# [Work to be completed]
Search the listing below for "color". Copy each matching line.

━━ Items ━━

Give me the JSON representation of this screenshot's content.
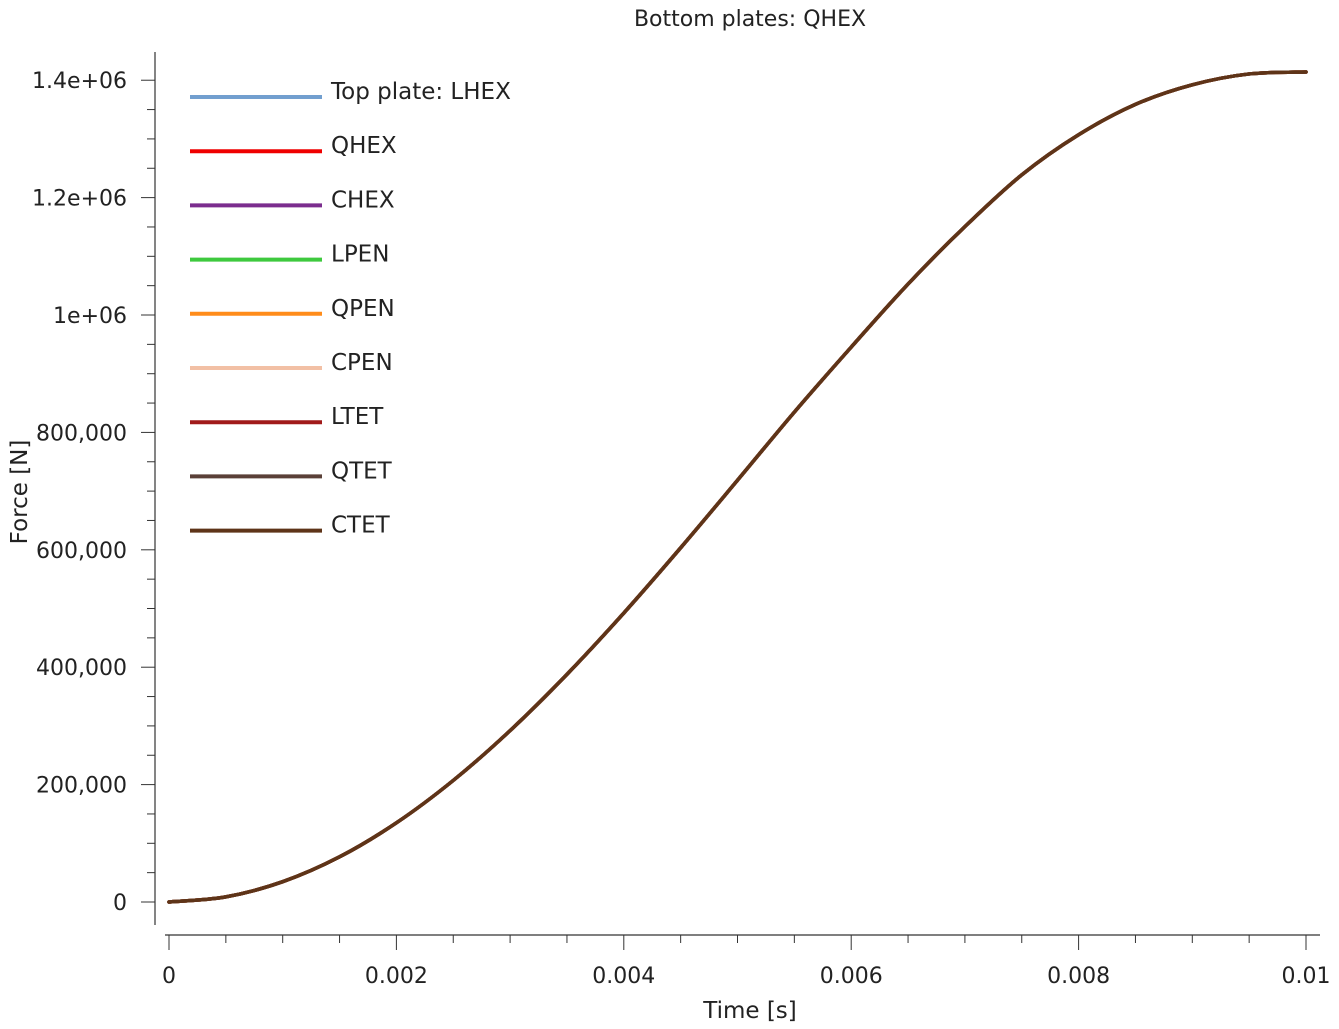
{
  "chart_data": {
    "type": "line",
    "title": "Bottom plates: QHEX",
    "xlabel": "Time [s]",
    "ylabel": "Force [N]",
    "xlim": [
      0,
      0.01
    ],
    "ylim": [
      0,
      1414000
    ],
    "x_ticks": [
      {
        "value": 0,
        "label": "0"
      },
      {
        "value": 0.002,
        "label": "0.002"
      },
      {
        "value": 0.004,
        "label": "0.004"
      },
      {
        "value": 0.006,
        "label": "0.006"
      },
      {
        "value": 0.008,
        "label": "0.008"
      },
      {
        "value": 0.01,
        "label": "0.01"
      }
    ],
    "y_ticks": [
      {
        "value": 0,
        "label": "0"
      },
      {
        "value": 200000,
        "label": "200,000"
      },
      {
        "value": 400000,
        "label": "400,000"
      },
      {
        "value": 600000,
        "label": "600,000"
      },
      {
        "value": 800000,
        "label": "800,000"
      },
      {
        "value": 1000000,
        "label": "1e+06"
      },
      {
        "value": 1200000,
        "label": "1.2e+06"
      },
      {
        "value": 1400000,
        "label": "1.4e+06"
      }
    ],
    "x": [
      0,
      0.0005,
      0.001,
      0.0015,
      0.002,
      0.0025,
      0.003,
      0.0035,
      0.004,
      0.0045,
      0.005,
      0.0055,
      0.006,
      0.0065,
      0.007,
      0.0075,
      0.008,
      0.0085,
      0.009,
      0.0095,
      0.01
    ],
    "series": [
      {
        "name": "Top plate: LHEX",
        "color": "#729fcf",
        "values": [
          0,
          8700,
          34600,
          76900,
          134900,
          207100,
          292000,
          387800,
          492300,
          603400,
          718500,
          834600,
          945300,
          1052800,
          1150500,
          1238700,
          1307100,
          1358800,
          1392200,
          1410700,
          1414000
        ]
      },
      {
        "name": "QHEX",
        "color": "#ef0000",
        "values": [
          0,
          8700,
          34600,
          76900,
          134900,
          207100,
          292000,
          387800,
          492300,
          603400,
          718500,
          834600,
          945300,
          1052800,
          1150500,
          1238700,
          1307100,
          1358800,
          1392200,
          1410700,
          1414000
        ]
      },
      {
        "name": "CHEX",
        "color": "#7b2d8e",
        "values": [
          0,
          8700,
          34600,
          76900,
          134900,
          207100,
          292000,
          387800,
          492300,
          603400,
          718500,
          834600,
          945300,
          1052800,
          1150500,
          1238700,
          1307100,
          1358800,
          1392200,
          1410700,
          1414000
        ]
      },
      {
        "name": "LPEN",
        "color": "#3ec93e",
        "values": [
          0,
          8700,
          34600,
          76900,
          134900,
          207100,
          292000,
          387800,
          492300,
          603400,
          718500,
          834600,
          945300,
          1052800,
          1150500,
          1238700,
          1307100,
          1358800,
          1392200,
          1410700,
          1414000
        ]
      },
      {
        "name": "QPEN",
        "color": "#ff8c1a",
        "values": [
          0,
          8700,
          34600,
          76900,
          134900,
          207100,
          292000,
          387800,
          492300,
          603400,
          718500,
          834600,
          945300,
          1052800,
          1150500,
          1238700,
          1307100,
          1358800,
          1392200,
          1410700,
          1414000
        ]
      },
      {
        "name": "CPEN",
        "color": "#f2c0a5",
        "values": [
          0,
          8700,
          34600,
          76900,
          134900,
          207100,
          292000,
          387800,
          492300,
          603400,
          718500,
          834600,
          945300,
          1052800,
          1150500,
          1238700,
          1307100,
          1358800,
          1392200,
          1410700,
          1414000
        ]
      },
      {
        "name": "LTET",
        "color": "#a11a1a",
        "values": [
          0,
          8700,
          34600,
          76900,
          134900,
          207100,
          292000,
          387800,
          492300,
          603400,
          718500,
          834600,
          945300,
          1052800,
          1150500,
          1238700,
          1307100,
          1358800,
          1392200,
          1410700,
          1414000
        ]
      },
      {
        "name": "QTET",
        "color": "#5a4038",
        "values": [
          0,
          8700,
          34600,
          76900,
          134900,
          207100,
          292000,
          387800,
          492300,
          603400,
          718500,
          834600,
          945300,
          1052800,
          1150500,
          1238700,
          1307100,
          1358800,
          1392200,
          1410700,
          1414000
        ]
      },
      {
        "name": "CTET",
        "color": "#5e3418",
        "values": [
          0,
          8700,
          34600,
          76900,
          134900,
          207100,
          292000,
          387800,
          492300,
          603400,
          718500,
          834600,
          945300,
          1052800,
          1150500,
          1238700,
          1307100,
          1358800,
          1392200,
          1410700,
          1414000
        ]
      }
    ],
    "legend_position": "top-left",
    "grid": false
  }
}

━━━

# [Result of this exercise]
        "color": "#729fcf",
        "color": "#ef0000",
        "color": "#7b2d8e",
        "color": "#3ec93e",
        "color": "#ff8c1a",
        "color": "#f2c0a5",
        "color": "#a11a1a",
        "color": "#5a4038",
        "color": "#5e3418",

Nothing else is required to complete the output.